_Task:_ Omit images. Retype all entries verbatim.

_Material for this exercise:_

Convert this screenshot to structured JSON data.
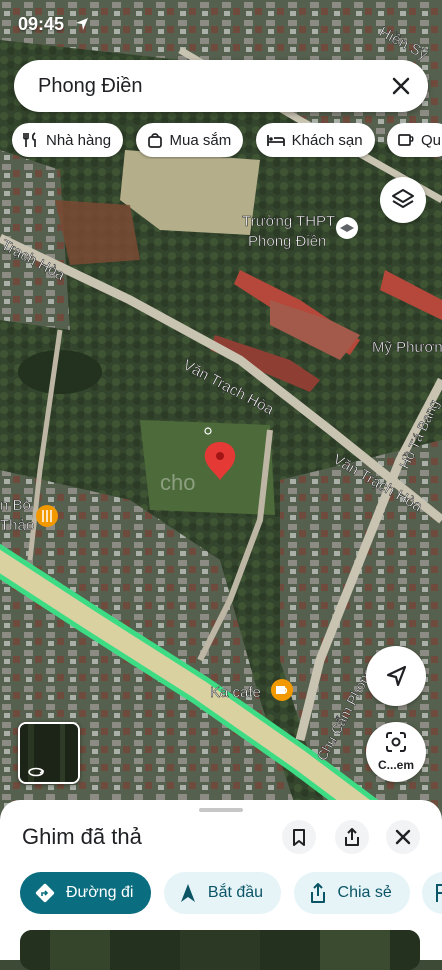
{
  "status_bar": {
    "time": "09:45"
  },
  "search": {
    "query": "Phong Điền"
  },
  "chips": [
    {
      "label": "Nhà hàng",
      "icon": "restaurant-icon"
    },
    {
      "label": "Mua sắm",
      "icon": "shopping-bag-icon"
    },
    {
      "label": "Khách sạn",
      "icon": "hotel-icon"
    },
    {
      "label": "Qu",
      "icon": "cafe-cup-icon"
    }
  ],
  "map_labels": {
    "top_street": "Hiền Sỹ",
    "school_line1": "Trường THPT",
    "school_line2": "Phong Điền",
    "road_west": "Trạch Hòa",
    "road_mid": "Văn Trạch Hòa",
    "road_east": "Văn Trạch Hòa",
    "ho_ta_bang": "Hồ Tá Bang",
    "my_phuong": "Mỹ Phươn",
    "bo_line1": "n Bò",
    "bo_line2": "Thảo",
    "watermark": "cho",
    "ka_cafe": "Ka cafe",
    "chu_cam_phong": "Chu Cẩm Phong"
  },
  "lens_button_label": "C...em",
  "sheet": {
    "title": "Ghim đã thả",
    "actions": [
      {
        "label": "Đường đi",
        "icon": "directions-icon"
      },
      {
        "label": "Bắt đầu",
        "icon": "navigation-arrow-icon"
      },
      {
        "label": "Chia sẻ",
        "icon": "share-icon"
      }
    ]
  },
  "colors": {
    "accent": "#0b6e80",
    "pin": "#e53935",
    "highway": "#3ddc84",
    "action_bg": "#e6f4f8"
  }
}
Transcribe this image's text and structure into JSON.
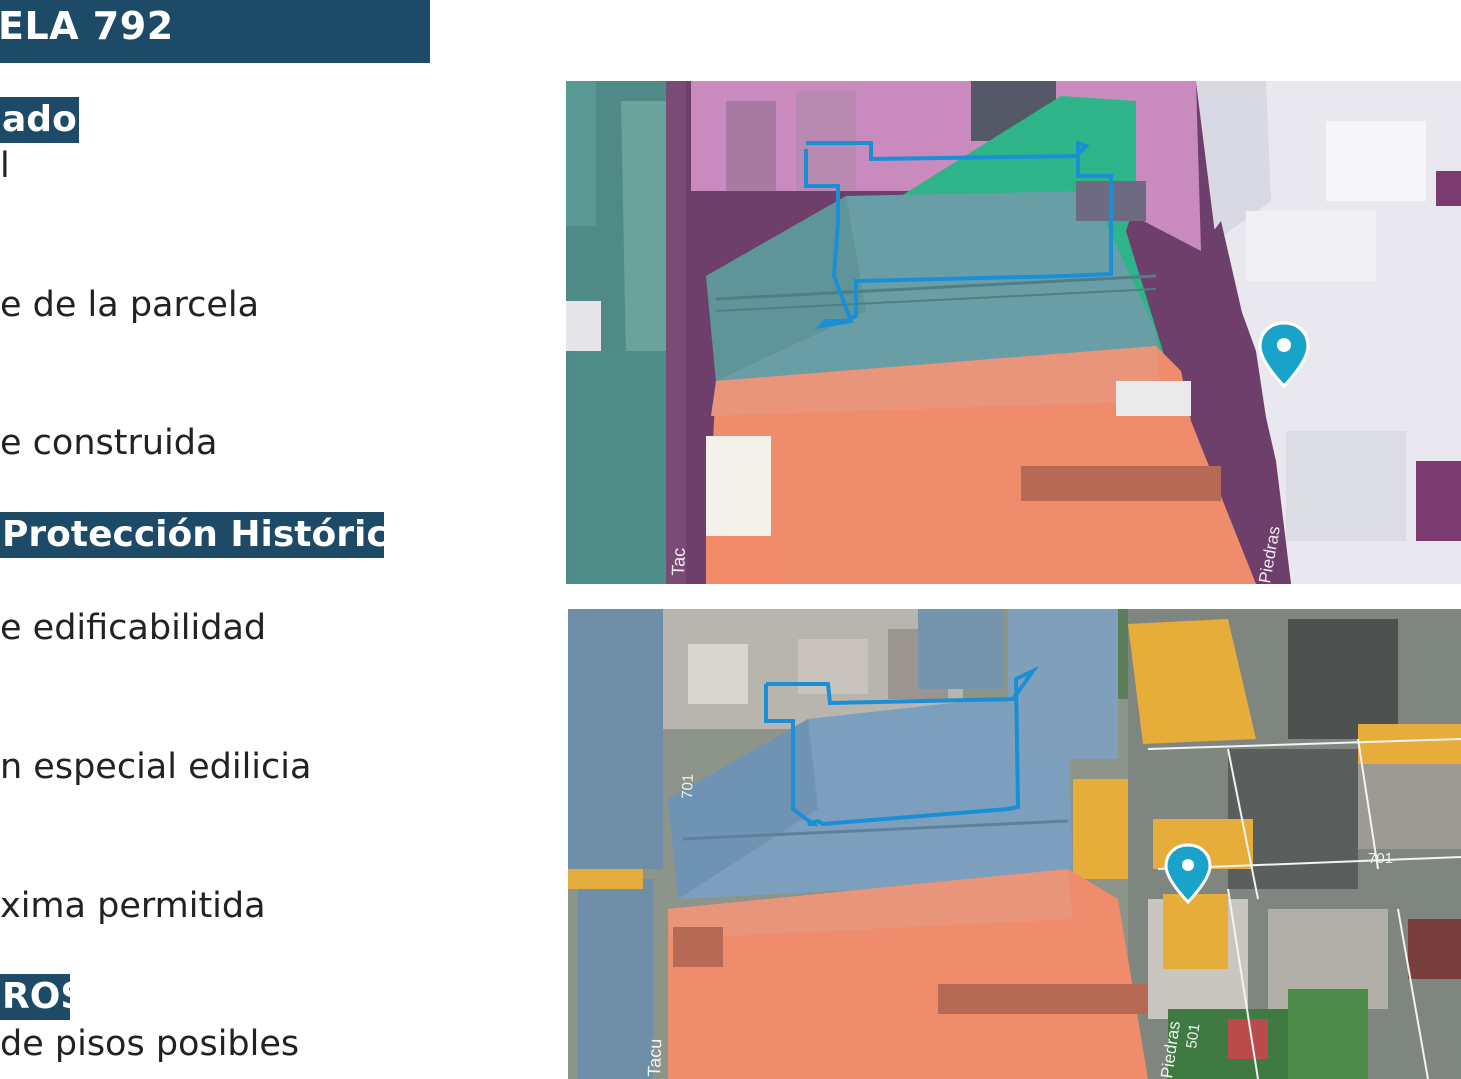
{
  "title": "ELA 792",
  "left_panel": {
    "section1_label": "ado",
    "section1_value": "l",
    "field_area_parcela": "e de la parcela",
    "field_area_construida": "e construida",
    "section2_label": "Protección Histórica",
    "field_edificabilidad": "e edificabilidad",
    "field_especial": "n especial edilicia",
    "field_maxima": "xima permitida",
    "section3_label": "ROS",
    "field_pisos": "de pisos posibles"
  },
  "map_top": {
    "street_left": "Tac",
    "street_right": "Piedras",
    "colors": {
      "teal": "#3f8e8a",
      "salmon": "#ee8c6b",
      "pink": "#c98bbd",
      "green": "#2fb388",
      "white_blocks": "#e8e8ee",
      "outline": "#1a8fd6",
      "marker": "#1aa3c8"
    }
  },
  "map_bottom": {
    "street_left": "Tacu",
    "street_right": "Piedras",
    "label_701_a": "701",
    "label_701_b": "701",
    "label_501": "501",
    "colors": {
      "blue": "#6f9ab6",
      "salmon": "#ee8c6b",
      "yellow": "#e6ad3b",
      "outline": "#1a8fd6",
      "marker": "#1aa3c8"
    }
  }
}
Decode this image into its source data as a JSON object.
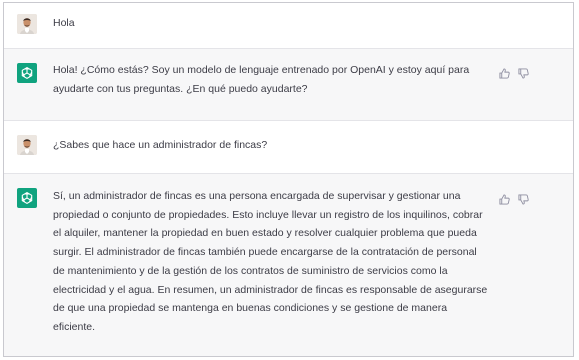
{
  "conversation": {
    "messages": [
      {
        "role": "user",
        "text": "Hola"
      },
      {
        "role": "assistant",
        "text": "Hola! ¿Cómo estás? Soy un modelo de lenguaje entrenado por OpenAI y estoy aquí para ayudarte con tus preguntas. ¿En qué puedo ayudarte?"
      },
      {
        "role": "user",
        "text": "¿Sabes que hace un administrador de fincas?"
      },
      {
        "role": "assistant",
        "text": "Sí, un administrador de fincas es una persona encargada de supervisar y gestionar una propiedad o conjunto de propiedades. Esto incluye llevar un registro de los inquilinos, cobrar el alquiler, mantener la propiedad en buen estado y resolver cualquier problema que pueda surgir. El administrador de fincas también puede encargarse de la contratación de personal de mantenimiento y de la gestión de los contratos de suministro de servicios como la electricidad y el agua. En resumen, un administrador de fincas es responsable de asegurarse de que una propiedad se mantenga en buenas condiciones y se gestione de manera eficiente."
      }
    ]
  },
  "icons": {
    "assistant_avatar": "openai-logo-icon",
    "thumbs_up": "thumbs-up-icon",
    "thumbs_down": "thumbs-down-icon"
  },
  "colors": {
    "assistant_bg": "#f7f7f8",
    "brand": "#10a37f"
  }
}
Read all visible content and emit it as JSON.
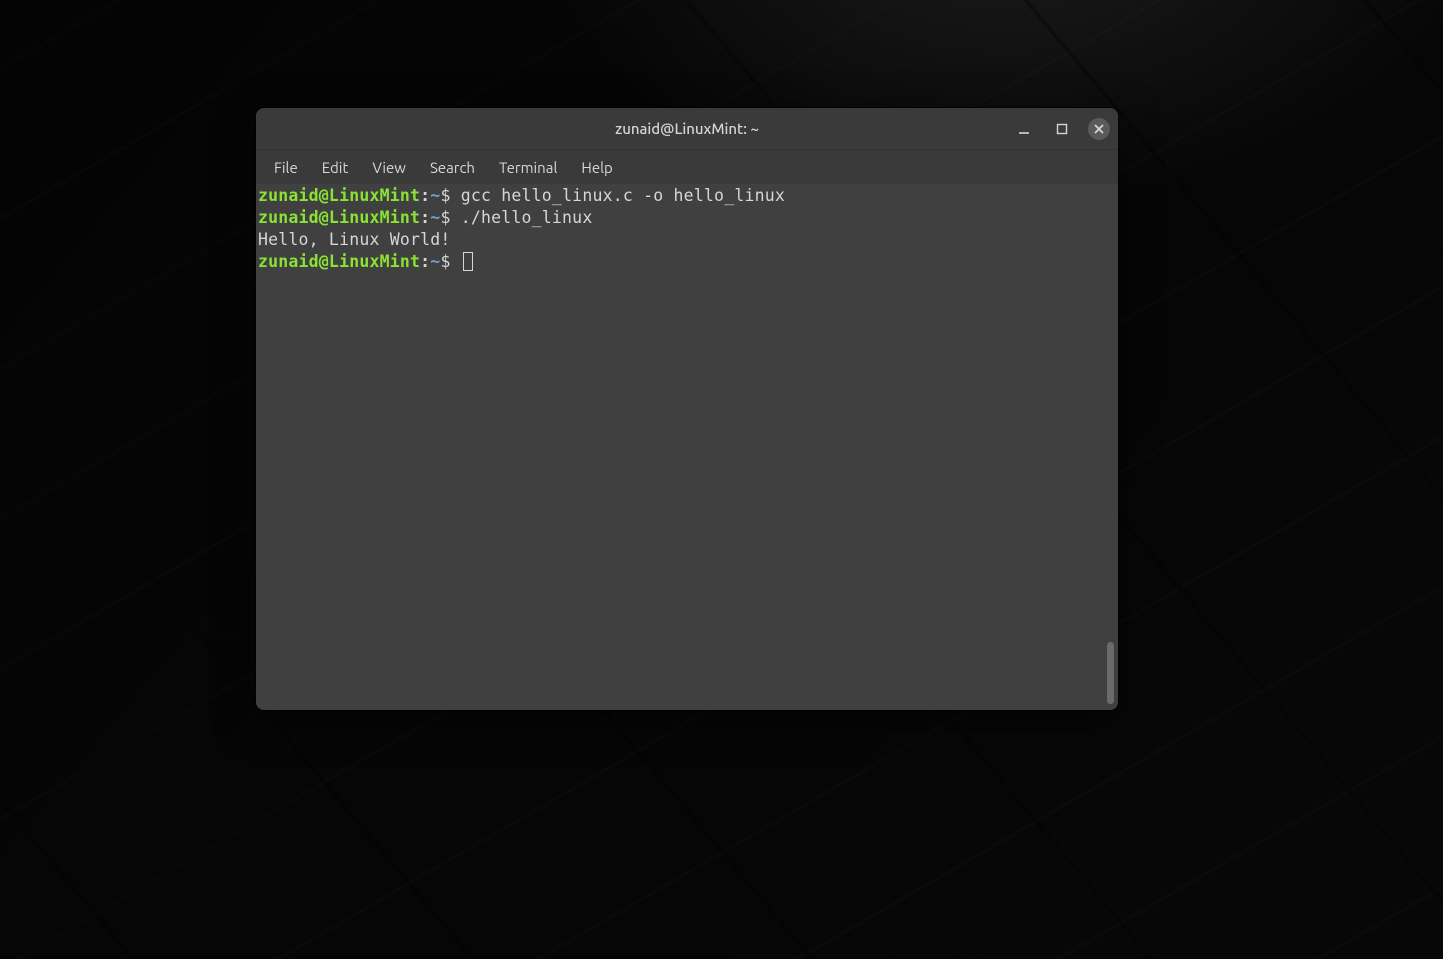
{
  "window": {
    "title": "zunaid@LinuxMint: ~"
  },
  "menubar": {
    "items": [
      "File",
      "Edit",
      "View",
      "Search",
      "Terminal",
      "Help"
    ]
  },
  "terminal": {
    "lines": [
      {
        "type": "prompt",
        "user": "zunaid@LinuxMint",
        "path": "~",
        "symbol": "$",
        "command": "gcc hello_linux.c -o hello_linux"
      },
      {
        "type": "prompt",
        "user": "zunaid@LinuxMint",
        "path": "~",
        "symbol": "$",
        "command": "./hello_linux"
      },
      {
        "type": "output",
        "text": "Hello, Linux World!"
      },
      {
        "type": "prompt",
        "user": "zunaid@LinuxMint",
        "path": "~",
        "symbol": "$",
        "command": "",
        "cursor": true
      }
    ]
  },
  "colors": {
    "prompt_user": "#8ae234",
    "prompt_path": "#729fcf",
    "terminal_bg": "#404040",
    "chrome_bg": "#3a3a3a",
    "text": "#d6d6d6"
  }
}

_Exercise result:_
Convert this screenshot to structured JSON data.
{
  "status_bar": {
    "time": "09:45"
  },
  "search": {
    "query": "Phong Điền"
  },
  "chips": [
    {
      "label": "Nhà hàng",
      "icon": "restaurant-icon"
    },
    {
      "label": "Mua sắm",
      "icon": "shopping-bag-icon"
    },
    {
      "label": "Khách sạn",
      "icon": "hotel-icon"
    },
    {
      "label": "Qu",
      "icon": "cafe-cup-icon"
    }
  ],
  "map_labels": {
    "top_street": "Hiền Sỹ",
    "school_line1": "Trường THPT",
    "school_line2": "Phong Điền",
    "road_west": "Trạch Hòa",
    "road_mid": "Văn Trạch Hòa",
    "road_east": "Văn Trạch Hòa",
    "ho_ta_bang": "Hồ Tá Bang",
    "my_phuong": "Mỹ Phươn",
    "bo_line1": "n Bò",
    "bo_line2": "Thảo",
    "watermark": "cho",
    "ka_cafe": "Ka cafe",
    "chu_cam_phong": "Chu Cẩm Phong"
  },
  "lens_button_label": "C...em",
  "sheet": {
    "title": "Ghim đã thả",
    "actions": [
      {
        "label": "Đường đi",
        "icon": "directions-icon"
      },
      {
        "label": "Bắt đầu",
        "icon": "navigation-arrow-icon"
      },
      {
        "label": "Chia sẻ",
        "icon": "share-icon"
      }
    ]
  },
  "colors": {
    "accent": "#0b6e80",
    "pin": "#e53935",
    "highway": "#3ddc84",
    "action_bg": "#e6f4f8"
  }
}
Transcribe this image's text and structure into JSON.
{
  "title": "ELA 792",
  "left_panel": {
    "section1_label": "ado",
    "section1_value": "l",
    "field_area_parcela": "e de la parcela",
    "field_area_construida": "e construida",
    "section2_label": "Protección Histórica",
    "field_edificabilidad": "e edificabilidad",
    "field_especial": "n especial edilicia",
    "field_maxima": "xima permitida",
    "section3_label": "ROS",
    "field_pisos": "de pisos posibles"
  },
  "map_top": {
    "street_left": "Tac",
    "street_right": "Piedras",
    "colors": {
      "teal": "#3f8e8a",
      "salmon": "#ee8c6b",
      "pink": "#c98bbd",
      "green": "#2fb388",
      "white_blocks": "#e8e8ee",
      "outline": "#1a8fd6",
      "marker": "#1aa3c8"
    }
  },
  "map_bottom": {
    "street_left": "Tacu",
    "street_right": "Piedras",
    "label_701_a": "701",
    "label_701_b": "701",
    "label_501": "501",
    "colors": {
      "blue": "#6f9ab6",
      "salmon": "#ee8c6b",
      "yellow": "#e6ad3b",
      "outline": "#1a8fd6",
      "marker": "#1aa3c8"
    }
  }
}
Decode this image into its source data as a JSON object.
{
  "conversation": {
    "messages": [
      {
        "role": "user",
        "text": "Hola"
      },
      {
        "role": "assistant",
        "text": "Hola! ¿Cómo estás? Soy un modelo de lenguaje entrenado por OpenAI y estoy aquí para ayudarte con tus preguntas. ¿En qué puedo ayudarte?"
      },
      {
        "role": "user",
        "text": "¿Sabes que hace un administrador de fincas?"
      },
      {
        "role": "assistant",
        "text": "Sí, un administrador de fincas es una persona encargada de supervisar y gestionar una propiedad o conjunto de propiedades. Esto incluye llevar un registro de los inquilinos, cobrar el alquiler, mantener la propiedad en buen estado y resolver cualquier problema que pueda surgir. El administrador de fincas también puede encargarse de la contratación de personal de mantenimiento y de la gestión de los contratos de suministro de servicios como la electricidad y el agua. En resumen, un administrador de fincas es responsable de asegurarse de que una propiedad se mantenga en buenas condiciones y se gestione de manera eficiente."
      }
    ]
  },
  "icons": {
    "assistant_avatar": "openai-logo-icon",
    "thumbs_up": "thumbs-up-icon",
    "thumbs_down": "thumbs-down-icon"
  },
  "colors": {
    "assistant_bg": "#f7f7f8",
    "brand": "#10a37f"
  }
}
Read all visible content and emit it as JSON.
{
  "window": {
    "title": "zunaid@LinuxMint: ~"
  },
  "menubar": {
    "items": [
      "File",
      "Edit",
      "View",
      "Search",
      "Terminal",
      "Help"
    ]
  },
  "terminal": {
    "lines": [
      {
        "type": "prompt",
        "user": "zunaid@LinuxMint",
        "path": "~",
        "symbol": "$",
        "command": "gcc hello_linux.c -o hello_linux"
      },
      {
        "type": "prompt",
        "user": "zunaid@LinuxMint",
        "path": "~",
        "symbol": "$",
        "command": "./hello_linux"
      },
      {
        "type": "output",
        "text": "Hello, Linux World!"
      },
      {
        "type": "prompt",
        "user": "zunaid@LinuxMint",
        "path": "~",
        "symbol": "$",
        "command": "",
        "cursor": true
      }
    ]
  },
  "colors": {
    "prompt_user": "#8ae234",
    "prompt_path": "#729fcf",
    "terminal_bg": "#404040",
    "chrome_bg": "#3a3a3a",
    "text": "#d6d6d6"
  }
}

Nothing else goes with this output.